[Items from a figure collection]

(begin)

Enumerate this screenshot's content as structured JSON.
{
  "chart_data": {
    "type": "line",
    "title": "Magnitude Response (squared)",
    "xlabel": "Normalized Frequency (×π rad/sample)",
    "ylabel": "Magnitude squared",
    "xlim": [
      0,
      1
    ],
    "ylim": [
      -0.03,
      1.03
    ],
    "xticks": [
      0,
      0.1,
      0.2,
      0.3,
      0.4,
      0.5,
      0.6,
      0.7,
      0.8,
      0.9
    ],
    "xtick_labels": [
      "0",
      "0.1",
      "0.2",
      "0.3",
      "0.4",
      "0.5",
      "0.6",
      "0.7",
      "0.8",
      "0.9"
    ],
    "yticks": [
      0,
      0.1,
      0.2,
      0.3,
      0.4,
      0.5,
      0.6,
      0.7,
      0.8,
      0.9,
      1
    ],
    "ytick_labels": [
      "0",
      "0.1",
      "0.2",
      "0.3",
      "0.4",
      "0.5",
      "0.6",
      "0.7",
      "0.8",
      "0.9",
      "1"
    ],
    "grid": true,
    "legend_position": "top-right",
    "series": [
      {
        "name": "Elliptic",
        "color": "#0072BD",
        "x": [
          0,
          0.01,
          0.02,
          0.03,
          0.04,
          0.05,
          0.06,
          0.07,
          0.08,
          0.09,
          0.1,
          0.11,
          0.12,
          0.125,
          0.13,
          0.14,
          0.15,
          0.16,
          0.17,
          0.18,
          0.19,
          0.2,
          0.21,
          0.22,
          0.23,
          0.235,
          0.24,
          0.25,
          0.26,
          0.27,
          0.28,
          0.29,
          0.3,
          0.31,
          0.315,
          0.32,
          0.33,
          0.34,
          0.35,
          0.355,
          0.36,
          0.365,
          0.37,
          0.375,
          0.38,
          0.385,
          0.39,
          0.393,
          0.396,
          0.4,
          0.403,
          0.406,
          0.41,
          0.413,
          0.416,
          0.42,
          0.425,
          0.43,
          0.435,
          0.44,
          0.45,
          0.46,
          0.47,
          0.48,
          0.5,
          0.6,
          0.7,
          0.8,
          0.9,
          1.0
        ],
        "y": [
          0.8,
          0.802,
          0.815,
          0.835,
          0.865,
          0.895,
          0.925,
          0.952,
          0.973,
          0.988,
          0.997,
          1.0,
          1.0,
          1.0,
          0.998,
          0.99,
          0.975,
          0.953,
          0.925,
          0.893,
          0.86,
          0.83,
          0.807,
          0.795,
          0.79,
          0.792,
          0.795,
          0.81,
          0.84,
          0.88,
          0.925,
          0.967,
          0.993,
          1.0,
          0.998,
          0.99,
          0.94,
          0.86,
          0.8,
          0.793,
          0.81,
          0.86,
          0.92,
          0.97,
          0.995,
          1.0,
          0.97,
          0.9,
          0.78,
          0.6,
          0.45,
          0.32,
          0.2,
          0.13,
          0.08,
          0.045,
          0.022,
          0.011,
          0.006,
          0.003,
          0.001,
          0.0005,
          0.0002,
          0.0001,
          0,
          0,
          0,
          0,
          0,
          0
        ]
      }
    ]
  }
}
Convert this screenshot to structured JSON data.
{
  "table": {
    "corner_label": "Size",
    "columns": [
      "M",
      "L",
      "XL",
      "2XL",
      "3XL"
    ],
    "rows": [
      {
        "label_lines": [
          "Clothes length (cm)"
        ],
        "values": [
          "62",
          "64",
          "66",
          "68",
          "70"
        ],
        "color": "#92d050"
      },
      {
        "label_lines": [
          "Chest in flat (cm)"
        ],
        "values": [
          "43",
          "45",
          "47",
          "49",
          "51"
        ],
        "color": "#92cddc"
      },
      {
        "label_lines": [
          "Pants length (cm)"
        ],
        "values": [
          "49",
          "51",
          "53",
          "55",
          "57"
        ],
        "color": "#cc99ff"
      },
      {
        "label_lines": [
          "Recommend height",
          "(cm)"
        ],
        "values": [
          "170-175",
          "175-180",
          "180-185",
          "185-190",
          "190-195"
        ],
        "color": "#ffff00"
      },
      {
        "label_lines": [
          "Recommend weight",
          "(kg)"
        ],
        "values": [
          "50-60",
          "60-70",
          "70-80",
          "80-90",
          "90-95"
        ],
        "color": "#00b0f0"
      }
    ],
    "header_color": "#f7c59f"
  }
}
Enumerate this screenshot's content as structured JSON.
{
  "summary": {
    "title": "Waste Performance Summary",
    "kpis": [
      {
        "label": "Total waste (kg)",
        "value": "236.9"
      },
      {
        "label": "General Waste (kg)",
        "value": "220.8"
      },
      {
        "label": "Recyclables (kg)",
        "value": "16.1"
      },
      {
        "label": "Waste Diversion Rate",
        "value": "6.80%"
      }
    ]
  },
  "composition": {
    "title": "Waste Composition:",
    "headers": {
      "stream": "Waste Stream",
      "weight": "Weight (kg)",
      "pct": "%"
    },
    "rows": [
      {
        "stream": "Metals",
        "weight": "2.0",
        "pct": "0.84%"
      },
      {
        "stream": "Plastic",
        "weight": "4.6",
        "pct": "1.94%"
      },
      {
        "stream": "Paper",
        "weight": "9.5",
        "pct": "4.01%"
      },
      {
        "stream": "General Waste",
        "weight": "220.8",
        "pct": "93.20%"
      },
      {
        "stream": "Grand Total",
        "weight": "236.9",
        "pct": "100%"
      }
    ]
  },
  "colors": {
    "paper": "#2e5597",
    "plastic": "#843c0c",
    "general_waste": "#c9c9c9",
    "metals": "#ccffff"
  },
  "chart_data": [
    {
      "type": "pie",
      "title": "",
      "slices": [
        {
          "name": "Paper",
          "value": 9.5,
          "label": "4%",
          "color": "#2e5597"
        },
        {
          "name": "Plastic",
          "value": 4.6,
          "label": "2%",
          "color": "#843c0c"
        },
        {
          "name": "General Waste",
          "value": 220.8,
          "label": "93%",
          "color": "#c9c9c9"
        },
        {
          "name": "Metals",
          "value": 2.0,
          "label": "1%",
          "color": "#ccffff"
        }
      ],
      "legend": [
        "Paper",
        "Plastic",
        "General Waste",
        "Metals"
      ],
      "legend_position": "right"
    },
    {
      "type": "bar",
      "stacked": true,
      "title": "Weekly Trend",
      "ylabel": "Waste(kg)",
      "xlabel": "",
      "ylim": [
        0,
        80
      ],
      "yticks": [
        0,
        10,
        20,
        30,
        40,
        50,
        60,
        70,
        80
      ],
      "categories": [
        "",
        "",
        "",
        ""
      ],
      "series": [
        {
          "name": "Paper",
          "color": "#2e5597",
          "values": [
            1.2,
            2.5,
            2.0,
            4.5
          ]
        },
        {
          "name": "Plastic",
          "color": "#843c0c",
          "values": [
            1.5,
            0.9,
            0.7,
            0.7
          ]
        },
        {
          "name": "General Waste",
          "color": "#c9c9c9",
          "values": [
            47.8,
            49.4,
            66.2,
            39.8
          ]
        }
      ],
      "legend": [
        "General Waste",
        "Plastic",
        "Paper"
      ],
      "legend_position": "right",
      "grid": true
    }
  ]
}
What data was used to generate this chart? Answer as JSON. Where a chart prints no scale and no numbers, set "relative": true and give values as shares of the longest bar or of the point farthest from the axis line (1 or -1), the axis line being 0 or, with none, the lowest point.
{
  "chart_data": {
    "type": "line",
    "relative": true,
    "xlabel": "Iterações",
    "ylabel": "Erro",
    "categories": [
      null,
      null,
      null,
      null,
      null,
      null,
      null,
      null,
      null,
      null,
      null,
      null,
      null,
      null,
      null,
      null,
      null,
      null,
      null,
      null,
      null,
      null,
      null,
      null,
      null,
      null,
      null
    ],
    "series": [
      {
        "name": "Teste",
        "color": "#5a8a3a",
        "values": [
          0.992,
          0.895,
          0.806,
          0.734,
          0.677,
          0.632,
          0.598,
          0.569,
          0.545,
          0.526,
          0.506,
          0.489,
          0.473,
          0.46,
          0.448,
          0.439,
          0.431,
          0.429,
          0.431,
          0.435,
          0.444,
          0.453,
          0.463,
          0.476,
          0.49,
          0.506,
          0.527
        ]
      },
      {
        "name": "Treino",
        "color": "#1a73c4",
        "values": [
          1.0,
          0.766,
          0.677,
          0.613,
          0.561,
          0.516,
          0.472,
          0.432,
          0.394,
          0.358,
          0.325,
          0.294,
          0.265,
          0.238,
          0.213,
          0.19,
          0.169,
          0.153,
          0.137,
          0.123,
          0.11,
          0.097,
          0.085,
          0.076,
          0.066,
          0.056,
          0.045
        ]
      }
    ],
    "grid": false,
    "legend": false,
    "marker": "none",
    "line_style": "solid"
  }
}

(end)

• [Instruction]:
Identify all lines in the records above with the word "none".

• [Exercise answer]:
What data was used to generate this chart? Answer as JSON. Where a chart prints no scale and no numbers, set "relative": true and give values as shares of the longest bar or of the point farthest from the axis line (1 or -1), the axis line being 0 or, with none, the lowest point.
    "marker": "none",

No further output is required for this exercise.